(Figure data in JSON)
++++++++++++++++++++

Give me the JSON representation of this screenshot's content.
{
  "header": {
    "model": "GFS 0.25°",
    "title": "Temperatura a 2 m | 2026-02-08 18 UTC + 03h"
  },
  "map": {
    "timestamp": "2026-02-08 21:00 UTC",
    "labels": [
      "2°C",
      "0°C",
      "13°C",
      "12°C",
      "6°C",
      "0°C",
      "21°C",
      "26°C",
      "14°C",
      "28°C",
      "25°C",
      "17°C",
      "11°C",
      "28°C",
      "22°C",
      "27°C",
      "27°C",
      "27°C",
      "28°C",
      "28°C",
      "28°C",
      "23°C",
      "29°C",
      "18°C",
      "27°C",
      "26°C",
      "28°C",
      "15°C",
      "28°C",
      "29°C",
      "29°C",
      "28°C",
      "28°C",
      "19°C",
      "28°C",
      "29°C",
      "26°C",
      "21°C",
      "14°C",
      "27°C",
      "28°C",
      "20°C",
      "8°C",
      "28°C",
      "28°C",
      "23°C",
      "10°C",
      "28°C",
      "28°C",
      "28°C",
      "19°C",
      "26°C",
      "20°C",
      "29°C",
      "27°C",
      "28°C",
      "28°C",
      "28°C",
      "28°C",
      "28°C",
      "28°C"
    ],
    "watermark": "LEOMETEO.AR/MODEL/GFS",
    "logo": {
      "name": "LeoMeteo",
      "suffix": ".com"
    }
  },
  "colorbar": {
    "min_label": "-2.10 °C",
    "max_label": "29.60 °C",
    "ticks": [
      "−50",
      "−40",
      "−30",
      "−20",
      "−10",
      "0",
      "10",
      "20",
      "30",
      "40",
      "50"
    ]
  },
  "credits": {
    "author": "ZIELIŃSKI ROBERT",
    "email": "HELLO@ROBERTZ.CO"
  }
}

++++++++++++++++++++

**Instructions for the task**
Set down the listing in full, keeping every word exactly as it is.

**Finished exercise**
Give me the JSON representation of this screenshot's content.
{
  "header": {
    "model": "GFS 0.25°",
    "title": "Temperatura a 2 m | 2026-02-08 18 UTC + 03h"
  },
  "map": {
    "timestamp": "2026-02-08 21:00 UTC",
    "labels": [
      "2°C",
      "0°C",
      "13°C",
      "12°C",
      "6°C",
      "0°C",
      "21°C",
      "26°C",
      "14°C",
      "28°C",
      "25°C",
      "17°C",
      "11°C",
      "28°C",
      "22°C",
      "27°C",
      "27°C",
      "27°C",
      "28°C",
      "28°C",
      "28°C",
      "23°C",
      "29°C",
      "18°C",
      "27°C",
      "26°C",
      "28°C",
      "15°C",
      "28°C",
      "29°C",
      "29°C",
      "28°C",
      "28°C",
      "19°C",
      "28°C",
      "29°C",
      "26°C",
      "21°C",
      "14°C",
      "27°C",
      "28°C",
      "20°C",
      "8°C",
      "28°C",
      "28°C",
      "23°C",
      "10°C",
      "28°C",
      "28°C",
      "28°C",
      "19°C",
      "26°C",
      "20°C",
      "29°C",
      "27°C",
      "28°C",
      "28°C",
      "28°C",
      "28°C",
      "28°C",
      "28°C"
    ],
    "watermark": "LEOMETEO.AR/MODEL/GFS",
    "logo": {
      "name": "LeoMeteo",
      "suffix": ".com"
    }
  },
  "colorbar": {
    "min_label": "-2.10 °C",
    "max_label": "29.60 °C",
    "ticks": [
      "−50",
      "−40",
      "−30",
      "−20",
      "−10",
      "0",
      "10",
      "20",
      "30",
      "40",
      "50"
    ]
  },
  "credits": {
    "author": "ZIELIŃSKI ROBERT",
    "email": "HELLO@ROBERTZ.CO"
  }
}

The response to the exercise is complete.